EXERCISE GOAL —
Each line below either holds the string "true" or doesn't. Count those that do and give only the number.

— begin DATA IN THIS EXERCISE —

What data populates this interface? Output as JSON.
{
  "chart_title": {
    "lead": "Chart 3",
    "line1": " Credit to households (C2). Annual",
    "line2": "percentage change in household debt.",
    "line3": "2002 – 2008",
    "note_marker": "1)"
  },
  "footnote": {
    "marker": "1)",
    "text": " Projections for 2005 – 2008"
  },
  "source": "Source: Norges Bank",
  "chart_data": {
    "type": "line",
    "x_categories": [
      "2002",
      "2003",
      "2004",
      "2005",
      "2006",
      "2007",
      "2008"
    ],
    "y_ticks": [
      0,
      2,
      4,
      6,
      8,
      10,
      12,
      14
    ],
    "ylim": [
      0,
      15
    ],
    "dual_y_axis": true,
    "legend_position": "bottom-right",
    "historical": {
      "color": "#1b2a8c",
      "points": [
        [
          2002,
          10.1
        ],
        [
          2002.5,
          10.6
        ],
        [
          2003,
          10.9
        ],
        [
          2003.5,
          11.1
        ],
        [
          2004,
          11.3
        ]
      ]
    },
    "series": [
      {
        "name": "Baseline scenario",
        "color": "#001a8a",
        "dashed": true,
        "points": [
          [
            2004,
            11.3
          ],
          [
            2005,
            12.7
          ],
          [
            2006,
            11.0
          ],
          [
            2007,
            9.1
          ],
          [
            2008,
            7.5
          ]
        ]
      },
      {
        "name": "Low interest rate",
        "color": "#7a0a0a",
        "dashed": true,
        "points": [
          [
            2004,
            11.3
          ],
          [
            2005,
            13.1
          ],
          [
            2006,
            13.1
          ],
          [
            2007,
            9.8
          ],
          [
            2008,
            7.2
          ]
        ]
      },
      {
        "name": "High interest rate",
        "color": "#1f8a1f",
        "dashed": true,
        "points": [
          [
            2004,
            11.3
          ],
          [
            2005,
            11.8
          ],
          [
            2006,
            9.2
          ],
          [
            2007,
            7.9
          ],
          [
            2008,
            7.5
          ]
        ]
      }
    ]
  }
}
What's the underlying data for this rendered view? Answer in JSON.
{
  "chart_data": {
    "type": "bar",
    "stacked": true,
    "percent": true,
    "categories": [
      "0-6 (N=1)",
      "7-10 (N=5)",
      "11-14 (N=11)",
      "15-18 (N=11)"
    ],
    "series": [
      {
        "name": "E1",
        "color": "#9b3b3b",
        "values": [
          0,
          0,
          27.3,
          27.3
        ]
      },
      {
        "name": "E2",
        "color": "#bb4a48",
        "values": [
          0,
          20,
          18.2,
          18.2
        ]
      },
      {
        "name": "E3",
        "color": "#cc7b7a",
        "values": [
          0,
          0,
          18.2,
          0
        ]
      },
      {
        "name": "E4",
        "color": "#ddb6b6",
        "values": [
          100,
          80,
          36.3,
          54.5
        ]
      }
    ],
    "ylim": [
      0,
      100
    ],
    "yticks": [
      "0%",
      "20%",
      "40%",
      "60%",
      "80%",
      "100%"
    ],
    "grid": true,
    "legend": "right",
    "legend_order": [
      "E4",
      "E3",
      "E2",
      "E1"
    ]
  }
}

— end DATA IN THIS EXERCISE —
— begin DATA IN THIS EXERCISE —

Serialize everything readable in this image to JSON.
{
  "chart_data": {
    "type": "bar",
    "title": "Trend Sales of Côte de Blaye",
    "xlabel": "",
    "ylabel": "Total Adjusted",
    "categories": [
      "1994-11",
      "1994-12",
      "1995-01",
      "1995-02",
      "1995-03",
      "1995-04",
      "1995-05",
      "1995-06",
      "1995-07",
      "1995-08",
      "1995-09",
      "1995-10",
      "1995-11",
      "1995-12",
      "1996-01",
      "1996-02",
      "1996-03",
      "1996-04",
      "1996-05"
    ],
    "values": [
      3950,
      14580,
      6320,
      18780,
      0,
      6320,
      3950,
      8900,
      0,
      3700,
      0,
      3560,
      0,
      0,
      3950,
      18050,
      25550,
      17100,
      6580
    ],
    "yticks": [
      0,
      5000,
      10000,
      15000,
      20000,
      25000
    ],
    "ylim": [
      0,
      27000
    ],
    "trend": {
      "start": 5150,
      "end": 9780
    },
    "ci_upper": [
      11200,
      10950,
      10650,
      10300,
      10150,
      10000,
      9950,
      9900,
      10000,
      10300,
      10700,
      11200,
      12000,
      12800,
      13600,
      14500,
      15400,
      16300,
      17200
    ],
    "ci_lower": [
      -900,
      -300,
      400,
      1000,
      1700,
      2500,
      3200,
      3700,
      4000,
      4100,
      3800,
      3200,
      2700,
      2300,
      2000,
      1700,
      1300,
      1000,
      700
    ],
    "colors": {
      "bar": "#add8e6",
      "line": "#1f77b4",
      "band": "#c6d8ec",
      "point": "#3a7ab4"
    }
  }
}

— end DATA IN THIS EXERCISE —

ANSWER FOR THIS EXERCISE —
7